━━━━━ Data for this task ━━━━━

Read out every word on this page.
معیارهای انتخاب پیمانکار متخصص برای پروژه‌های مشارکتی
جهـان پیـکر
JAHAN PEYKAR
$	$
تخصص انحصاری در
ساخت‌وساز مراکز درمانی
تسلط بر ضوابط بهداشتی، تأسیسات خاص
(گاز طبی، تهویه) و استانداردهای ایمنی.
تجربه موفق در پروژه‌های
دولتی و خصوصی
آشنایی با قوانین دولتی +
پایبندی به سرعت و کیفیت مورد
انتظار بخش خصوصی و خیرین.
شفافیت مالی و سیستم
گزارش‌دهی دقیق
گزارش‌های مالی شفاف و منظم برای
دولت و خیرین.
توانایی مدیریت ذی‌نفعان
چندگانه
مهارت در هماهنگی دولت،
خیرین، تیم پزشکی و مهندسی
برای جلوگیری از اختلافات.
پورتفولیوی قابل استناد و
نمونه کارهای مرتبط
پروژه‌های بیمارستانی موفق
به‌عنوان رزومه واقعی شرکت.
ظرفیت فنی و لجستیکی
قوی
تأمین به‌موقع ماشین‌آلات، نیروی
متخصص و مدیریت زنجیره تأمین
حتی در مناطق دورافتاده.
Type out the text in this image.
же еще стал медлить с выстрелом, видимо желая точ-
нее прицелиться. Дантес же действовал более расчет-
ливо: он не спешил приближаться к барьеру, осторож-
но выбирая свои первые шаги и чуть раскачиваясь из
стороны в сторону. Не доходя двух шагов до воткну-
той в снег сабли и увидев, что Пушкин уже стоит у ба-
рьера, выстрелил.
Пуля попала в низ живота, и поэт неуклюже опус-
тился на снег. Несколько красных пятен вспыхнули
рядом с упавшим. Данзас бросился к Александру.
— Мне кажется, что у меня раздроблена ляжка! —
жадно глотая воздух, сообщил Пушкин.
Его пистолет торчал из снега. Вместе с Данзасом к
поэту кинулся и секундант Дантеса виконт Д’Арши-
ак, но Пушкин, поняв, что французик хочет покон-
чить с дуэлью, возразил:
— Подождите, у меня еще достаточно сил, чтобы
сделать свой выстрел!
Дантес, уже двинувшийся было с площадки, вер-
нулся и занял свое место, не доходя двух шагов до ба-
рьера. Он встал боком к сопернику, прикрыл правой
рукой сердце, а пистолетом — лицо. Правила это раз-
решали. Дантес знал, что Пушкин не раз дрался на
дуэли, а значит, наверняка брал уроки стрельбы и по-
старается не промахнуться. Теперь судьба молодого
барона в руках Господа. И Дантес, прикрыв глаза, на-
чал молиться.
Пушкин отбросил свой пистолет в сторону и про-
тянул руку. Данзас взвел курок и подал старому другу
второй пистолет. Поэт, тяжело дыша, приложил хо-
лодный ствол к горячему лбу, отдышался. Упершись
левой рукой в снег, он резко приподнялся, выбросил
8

━━━━━

> **Aim**: List each line holding the string "доходя".

> **Result**:
стороны в сторону. Не доходя двух шагов до воткну-
нулся и занял свое место, не доходя двух шагов до ба-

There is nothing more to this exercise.